- **Given records**:
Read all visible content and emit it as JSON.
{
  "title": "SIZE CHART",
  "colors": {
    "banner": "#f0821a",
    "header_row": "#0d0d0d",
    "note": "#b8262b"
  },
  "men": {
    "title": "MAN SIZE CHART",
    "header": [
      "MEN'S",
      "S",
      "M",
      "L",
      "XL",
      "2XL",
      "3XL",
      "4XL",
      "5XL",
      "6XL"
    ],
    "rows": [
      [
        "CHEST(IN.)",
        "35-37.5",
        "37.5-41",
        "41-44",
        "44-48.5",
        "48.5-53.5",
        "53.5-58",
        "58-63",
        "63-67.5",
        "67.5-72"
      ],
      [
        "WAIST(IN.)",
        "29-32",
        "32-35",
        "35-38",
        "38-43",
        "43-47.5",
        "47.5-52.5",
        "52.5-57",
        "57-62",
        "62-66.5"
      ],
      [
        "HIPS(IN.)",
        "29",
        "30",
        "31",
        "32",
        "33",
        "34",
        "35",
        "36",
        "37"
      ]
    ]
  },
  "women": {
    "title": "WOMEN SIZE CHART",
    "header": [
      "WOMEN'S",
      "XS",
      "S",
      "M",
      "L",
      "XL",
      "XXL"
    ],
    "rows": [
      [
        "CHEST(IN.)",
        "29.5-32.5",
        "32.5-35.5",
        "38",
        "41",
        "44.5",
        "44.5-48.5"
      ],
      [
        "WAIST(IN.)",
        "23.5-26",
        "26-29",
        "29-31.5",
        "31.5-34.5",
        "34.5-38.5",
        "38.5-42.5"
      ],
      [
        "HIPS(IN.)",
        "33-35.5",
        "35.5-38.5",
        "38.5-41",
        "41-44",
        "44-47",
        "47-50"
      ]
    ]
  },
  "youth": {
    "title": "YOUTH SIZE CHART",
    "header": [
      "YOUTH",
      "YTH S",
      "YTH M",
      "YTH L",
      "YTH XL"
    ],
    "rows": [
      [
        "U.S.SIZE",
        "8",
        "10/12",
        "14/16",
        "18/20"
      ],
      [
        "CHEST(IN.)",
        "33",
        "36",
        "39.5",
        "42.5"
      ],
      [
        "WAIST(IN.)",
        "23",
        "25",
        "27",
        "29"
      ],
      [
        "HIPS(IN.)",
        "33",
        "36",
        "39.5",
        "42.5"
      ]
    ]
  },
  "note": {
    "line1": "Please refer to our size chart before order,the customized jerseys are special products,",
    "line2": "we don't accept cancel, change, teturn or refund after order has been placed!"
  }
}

- **Task directions**: Write out the full listing, keeping every line exactly as it is.

- **Reply**:
Read all visible content and emit it as JSON.
{
  "title": "SIZE CHART",
  "colors": {
    "banner": "#f0821a",
    "header_row": "#0d0d0d",
    "note": "#b8262b"
  },
  "men": {
    "title": "MAN SIZE CHART",
    "header": [
      "MEN'S",
      "S",
      "M",
      "L",
      "XL",
      "2XL",
      "3XL",
      "4XL",
      "5XL",
      "6XL"
    ],
    "rows": [
      [
        "CHEST(IN.)",
        "35-37.5",
        "37.5-41",
        "41-44",
        "44-48.5",
        "48.5-53.5",
        "53.5-58",
        "58-63",
        "63-67.5",
        "67.5-72"
      ],
      [
        "WAIST(IN.)",
        "29-32",
        "32-35",
        "35-38",
        "38-43",
        "43-47.5",
        "47.5-52.5",
        "52.5-57",
        "57-62",
        "62-66.5"
      ],
      [
        "HIPS(IN.)",
        "29",
        "30",
        "31",
        "32",
        "33",
        "34",
        "35",
        "36",
        "37"
      ]
    ]
  },
  "women": {
    "title": "WOMEN SIZE CHART",
    "header": [
      "WOMEN'S",
      "XS",
      "S",
      "M",
      "L",
      "XL",
      "XXL"
    ],
    "rows": [
      [
        "CHEST(IN.)",
        "29.5-32.5",
        "32.5-35.5",
        "38",
        "41",
        "44.5",
        "44.5-48.5"
      ],
      [
        "WAIST(IN.)",
        "23.5-26",
        "26-29",
        "29-31.5",
        "31.5-34.5",
        "34.5-38.5",
        "38.5-42.5"
      ],
      [
        "HIPS(IN.)",
        "33-35.5",
        "35.5-38.5",
        "38.5-41",
        "41-44",
        "44-47",
        "47-50"
      ]
    ]
  },
  "youth": {
    "title": "YOUTH SIZE CHART",
    "header": [
      "YOUTH",
      "YTH S",
      "YTH M",
      "YTH L",
      "YTH XL"
    ],
    "rows": [
      [
        "U.S.SIZE",
        "8",
        "10/12",
        "14/16",
        "18/20"
      ],
      [
        "CHEST(IN.)",
        "33",
        "36",
        "39.5",
        "42.5"
      ],
      [
        "WAIST(IN.)",
        "23",
        "25",
        "27",
        "29"
      ],
      [
        "HIPS(IN.)",
        "33",
        "36",
        "39.5",
        "42.5"
      ]
    ]
  },
  "note": {
    "line1": "Please refer to our size chart before order,the customized jerseys are special products,",
    "line2": "we don't accept cancel, change, teturn or refund after order has been placed!"
  }
}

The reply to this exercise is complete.